Zum Nachweis der unbilligen Härte im Einzelfall
Es gilt, dass vor dem Stichtag 28.10.2011 getätigte Investitionen sowie davor abgeschlossene Miet- und Pachtverträge günstiger beurteilt werden als bei späterem Zustandekommen.

Folgende beispielhafte Aspekte einer unbilligen Härte - je nachdem ob der Betreiber Einzelunternehmer oder eine juristische Person ist -  sollten vom Steuerberater fundiert ermittelt und der Behörde im Antrag vorgetragen werden. Es gilt dabei, möglichst viele Einzelheiten und Zusammenhänge vorzutragen, wie nachfolgend beispielhaft gelistet:

  • Altersvorsorge des Einzelunternehmers bzw. des Gesellschafters
  • Darlegungen, ob der Einzelnehmer (im Alter) noch eine andere Tätigkeit aufnehmen könnte
  • wirtschaftliche Neuorientierung aufgrund Alters noch/nicht mehr möglich
  • monatliche laufende Verpflichtungen aus betrieblichen/privaten Gründen
  • Sicherstellung/Gefährdung des Unterhalts für Familie und Kinder
  • Zukunftssicherung für Familie und Kinder
  • private Konsequenzen aus Schließungen mit Wegfall von Einkommen
  • regionale Situation auf dem Spielhallenmarkt macht es ggfs. schwierig macht, schon aufgrund der Abstandsregelung, eine neue Spielhalle an einem anderen Standort zu eröffnen;
  • ist ein Ausweichen auf andere Spielhallenstandorte realistisch/unmöglich
  • Darlegung der finanziellen Verhältnisse des Betriebes mit bzw. ohne Schließungen
  • betriebswirtschaftliche Darlegungen, welche betriebswirtschaftlichen Konsequenzen die Schließung von einer oder mehreren Spielhallen im betrieblichen Verbund haben würde
  • bestehende betriebswirtschaftliche Querfinanzierungen 
  • Auswirkungen von Schließungen auf ggfs. privaten Schuldendienst für Betriebsanlagen
  • die vor dem 28.10.2011 getätigten Investitionen, sind von großem Gewicht
  • Darstellung des Schuldenstandes und der Abschreibungen
  • ähnliches gilt für Miet- und Pachtverträge, die vor dem 28.10.2011 abgeschlossen oder verlängert wurden
  • bei nach dem 28.10.2011 erfolgten Investitionen bzw. abgeschlossenen/verlängerten Mietverträgen könnte eine Rolle spielen, dass die Ausführungsbestimmungen erst jetzt bekannt gemacht wurden
  • Nachweise durch Erklärung der Vermieter, ob bzw. dass kein Einverständnis mit kürzeren Vertragslaufzeiten bzw. mit Herausnahme von Miet-/Pachtflächen aus dem Vertrag besteht
  • bei Miet-/Pachtvertrag über eine Gesamtfläche fallen aus Gesichtspunkten der Wirtschaftlichkeit bei Schließungen ggfs. andere Spielhallen mit aus
  • Schließungen von Spielhallen bei Miete/Pacht von Gesamtflächen bedingen weniger Einnahmen bei gleich hohen Kosten
  • Wegfall von Spielhallen führt im betriebswirtschaftlichen Verbund zu diversen finanziellen Problemen, z. B. bei Kreditfinanzierung eines Betriebsgebäudes
  • wirtschaftliche Betrachtung der Konsequenzen der Schließung einer oder mehrerer Spielhallen für den Gesamtbetrieb 
  • ggfs. bestehendes Insolvenzrisiko
  • bei juristischen Personen (GmbH) beachte die persönliche Haftung des Gesellschafters
  • Kauf von Firmenwagen u. a.

○ ○ ○

Aufgaben —
(a) Geben Sie aus dem Text zur unbilligen Härte den Abschnitt von „Zum Nachweis der“ bis einschließlich „bei späterem Zustandekommen.“ wortwörtlich wieder.
(b) Erklären Sie anhand des Textes zur unbilligen Härte, warum Schließungen von Spielhallen bei Miete oder Pacht von Gesamtflächen den Betrieb belasten.
Die Einträge stehen in keinem Zusammenhang mit dem Text zur unbilligen Härte.

Datenauszug —
○ ○ ○

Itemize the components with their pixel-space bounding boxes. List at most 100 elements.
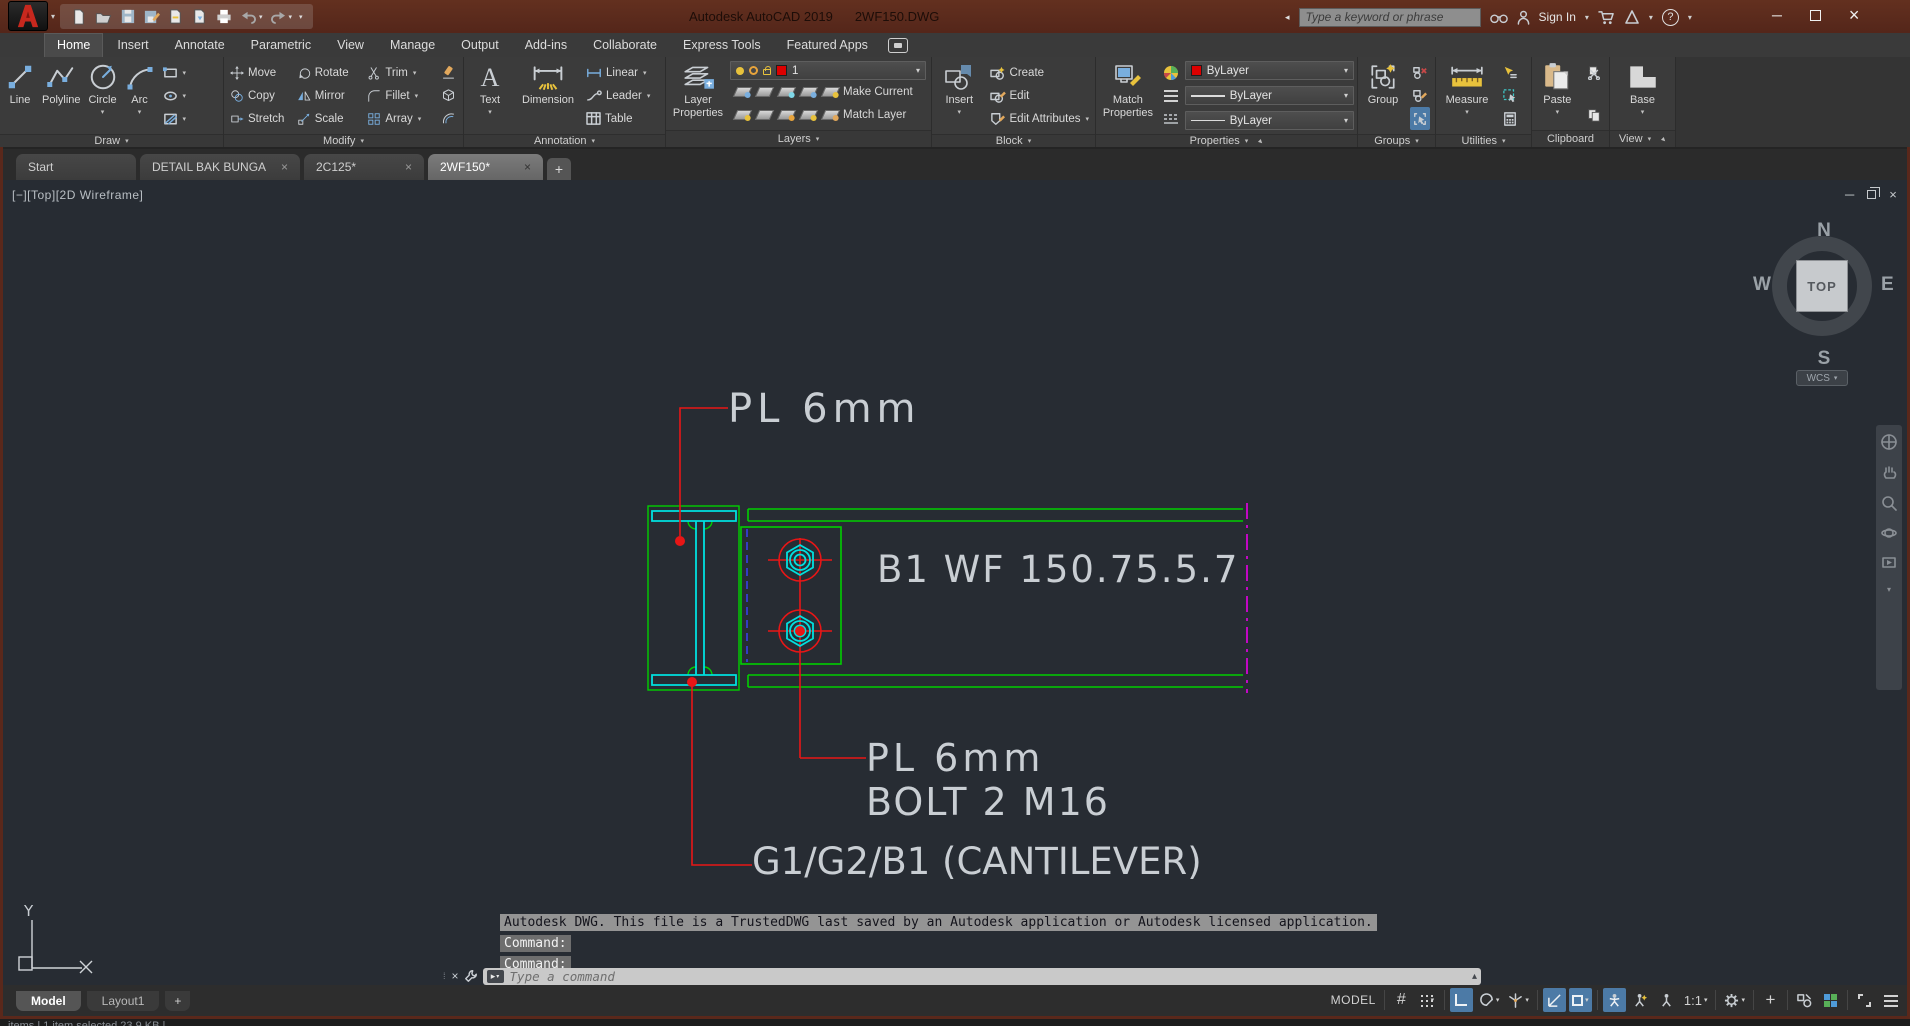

○ ○ ○

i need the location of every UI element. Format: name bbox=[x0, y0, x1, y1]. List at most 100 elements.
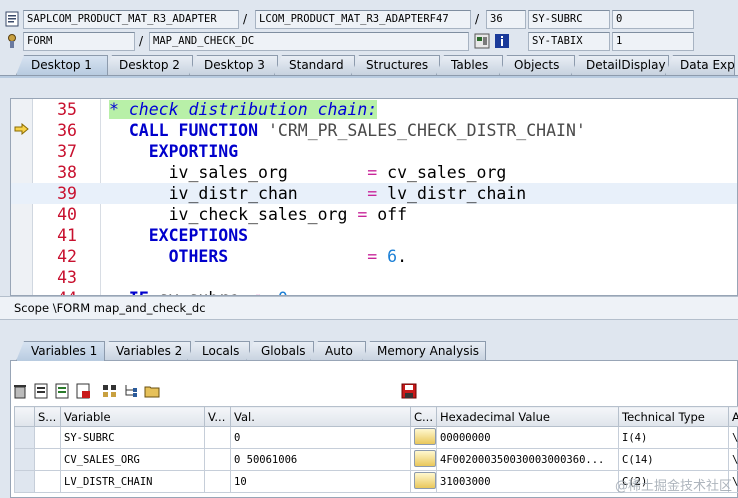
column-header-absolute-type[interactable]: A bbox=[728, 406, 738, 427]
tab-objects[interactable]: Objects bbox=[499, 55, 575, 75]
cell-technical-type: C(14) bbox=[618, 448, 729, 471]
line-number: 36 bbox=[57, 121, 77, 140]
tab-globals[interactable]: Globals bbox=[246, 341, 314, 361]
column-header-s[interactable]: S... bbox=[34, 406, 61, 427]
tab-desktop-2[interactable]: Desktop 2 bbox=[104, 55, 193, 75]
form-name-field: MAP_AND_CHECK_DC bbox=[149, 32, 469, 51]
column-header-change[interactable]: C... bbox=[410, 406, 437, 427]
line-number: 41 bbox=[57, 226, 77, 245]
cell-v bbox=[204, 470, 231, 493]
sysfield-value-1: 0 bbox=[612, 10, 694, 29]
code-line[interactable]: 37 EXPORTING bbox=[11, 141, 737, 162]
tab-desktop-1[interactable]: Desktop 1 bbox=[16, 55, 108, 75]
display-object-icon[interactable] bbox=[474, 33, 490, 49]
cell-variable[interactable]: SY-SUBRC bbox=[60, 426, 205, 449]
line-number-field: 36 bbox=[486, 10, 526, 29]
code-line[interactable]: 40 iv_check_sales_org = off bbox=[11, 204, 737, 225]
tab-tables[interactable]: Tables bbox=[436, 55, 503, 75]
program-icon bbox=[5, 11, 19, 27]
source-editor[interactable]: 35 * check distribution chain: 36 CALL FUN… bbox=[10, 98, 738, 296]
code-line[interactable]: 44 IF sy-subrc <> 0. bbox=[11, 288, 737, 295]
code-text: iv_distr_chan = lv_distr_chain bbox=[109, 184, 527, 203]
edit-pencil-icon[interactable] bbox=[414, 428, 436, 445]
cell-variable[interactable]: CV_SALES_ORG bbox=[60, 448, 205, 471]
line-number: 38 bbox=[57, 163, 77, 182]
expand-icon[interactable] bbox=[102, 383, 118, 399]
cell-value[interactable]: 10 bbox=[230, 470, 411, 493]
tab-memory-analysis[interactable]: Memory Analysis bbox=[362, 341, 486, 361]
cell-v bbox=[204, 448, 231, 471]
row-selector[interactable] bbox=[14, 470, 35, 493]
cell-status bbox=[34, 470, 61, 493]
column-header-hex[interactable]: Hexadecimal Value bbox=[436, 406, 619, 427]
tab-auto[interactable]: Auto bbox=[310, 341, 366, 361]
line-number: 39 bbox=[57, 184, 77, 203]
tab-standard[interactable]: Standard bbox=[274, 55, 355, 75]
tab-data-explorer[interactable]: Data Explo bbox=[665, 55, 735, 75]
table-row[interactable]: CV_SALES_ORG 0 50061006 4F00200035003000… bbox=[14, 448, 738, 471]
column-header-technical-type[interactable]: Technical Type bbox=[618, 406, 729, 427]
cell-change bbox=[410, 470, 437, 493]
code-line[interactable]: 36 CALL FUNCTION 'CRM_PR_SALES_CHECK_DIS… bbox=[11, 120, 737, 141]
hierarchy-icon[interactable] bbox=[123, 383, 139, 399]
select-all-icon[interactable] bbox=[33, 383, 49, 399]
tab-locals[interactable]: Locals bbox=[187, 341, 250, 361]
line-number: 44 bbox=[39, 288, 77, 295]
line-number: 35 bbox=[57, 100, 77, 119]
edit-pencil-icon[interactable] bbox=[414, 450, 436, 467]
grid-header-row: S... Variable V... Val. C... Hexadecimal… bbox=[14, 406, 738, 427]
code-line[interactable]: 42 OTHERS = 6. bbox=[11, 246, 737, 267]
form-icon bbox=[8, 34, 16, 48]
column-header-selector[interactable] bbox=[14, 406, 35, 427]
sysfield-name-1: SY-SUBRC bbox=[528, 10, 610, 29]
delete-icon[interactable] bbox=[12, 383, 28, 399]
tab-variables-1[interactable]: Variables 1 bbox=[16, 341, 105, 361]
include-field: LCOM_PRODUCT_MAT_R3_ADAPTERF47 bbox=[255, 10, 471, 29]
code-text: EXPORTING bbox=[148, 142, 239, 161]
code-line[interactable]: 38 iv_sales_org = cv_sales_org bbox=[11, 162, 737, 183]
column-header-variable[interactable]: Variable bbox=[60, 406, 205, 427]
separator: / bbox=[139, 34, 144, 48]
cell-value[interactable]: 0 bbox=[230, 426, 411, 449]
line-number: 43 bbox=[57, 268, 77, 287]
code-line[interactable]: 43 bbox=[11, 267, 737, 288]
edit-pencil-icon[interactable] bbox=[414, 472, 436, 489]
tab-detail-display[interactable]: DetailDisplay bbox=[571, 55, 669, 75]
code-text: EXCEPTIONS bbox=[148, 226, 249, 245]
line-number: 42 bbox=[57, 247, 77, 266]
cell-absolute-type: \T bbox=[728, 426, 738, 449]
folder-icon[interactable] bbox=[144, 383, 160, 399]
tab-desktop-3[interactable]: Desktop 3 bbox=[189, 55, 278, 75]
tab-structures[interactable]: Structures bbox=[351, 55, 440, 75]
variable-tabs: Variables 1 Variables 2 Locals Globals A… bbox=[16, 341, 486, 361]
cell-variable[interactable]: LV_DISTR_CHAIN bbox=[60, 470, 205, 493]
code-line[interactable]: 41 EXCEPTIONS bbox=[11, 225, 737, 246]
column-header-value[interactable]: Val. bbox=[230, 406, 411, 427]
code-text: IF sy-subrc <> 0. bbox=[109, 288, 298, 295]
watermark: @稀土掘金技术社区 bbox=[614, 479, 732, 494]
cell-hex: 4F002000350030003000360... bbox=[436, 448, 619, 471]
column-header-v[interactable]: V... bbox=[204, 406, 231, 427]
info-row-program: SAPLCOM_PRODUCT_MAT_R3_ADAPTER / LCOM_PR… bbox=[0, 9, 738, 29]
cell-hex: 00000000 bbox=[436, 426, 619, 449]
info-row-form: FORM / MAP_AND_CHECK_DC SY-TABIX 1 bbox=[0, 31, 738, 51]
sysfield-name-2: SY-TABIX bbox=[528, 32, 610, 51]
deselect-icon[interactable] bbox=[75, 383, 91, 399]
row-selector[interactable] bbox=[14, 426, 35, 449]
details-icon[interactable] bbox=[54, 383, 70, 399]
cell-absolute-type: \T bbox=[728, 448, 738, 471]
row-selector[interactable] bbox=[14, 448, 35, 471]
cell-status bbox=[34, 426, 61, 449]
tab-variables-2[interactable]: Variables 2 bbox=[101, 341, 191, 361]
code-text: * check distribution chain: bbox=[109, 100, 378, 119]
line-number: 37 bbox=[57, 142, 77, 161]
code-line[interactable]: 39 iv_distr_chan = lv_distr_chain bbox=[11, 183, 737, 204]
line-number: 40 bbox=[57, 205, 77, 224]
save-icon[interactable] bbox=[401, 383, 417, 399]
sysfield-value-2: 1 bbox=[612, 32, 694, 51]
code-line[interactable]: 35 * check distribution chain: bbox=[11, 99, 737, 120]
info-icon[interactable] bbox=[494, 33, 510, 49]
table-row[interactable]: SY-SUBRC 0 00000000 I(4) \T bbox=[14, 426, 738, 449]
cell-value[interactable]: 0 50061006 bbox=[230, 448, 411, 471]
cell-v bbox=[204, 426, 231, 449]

○ ○ ○

Antworten —
(a)
Zum Nachweis der unbilligen Härte im Einzelfall
Es gilt, dass vor dem Stichtag 28.10.2011 getätigte Investitionen sowie davor abgeschlossene Miet- und Pachtverträge günstiger beurteilt werden als bei späterem Zustandekommen.

(b) Solche Schließungen bedingen weniger Einnahmen bei gleich hohen Kosten.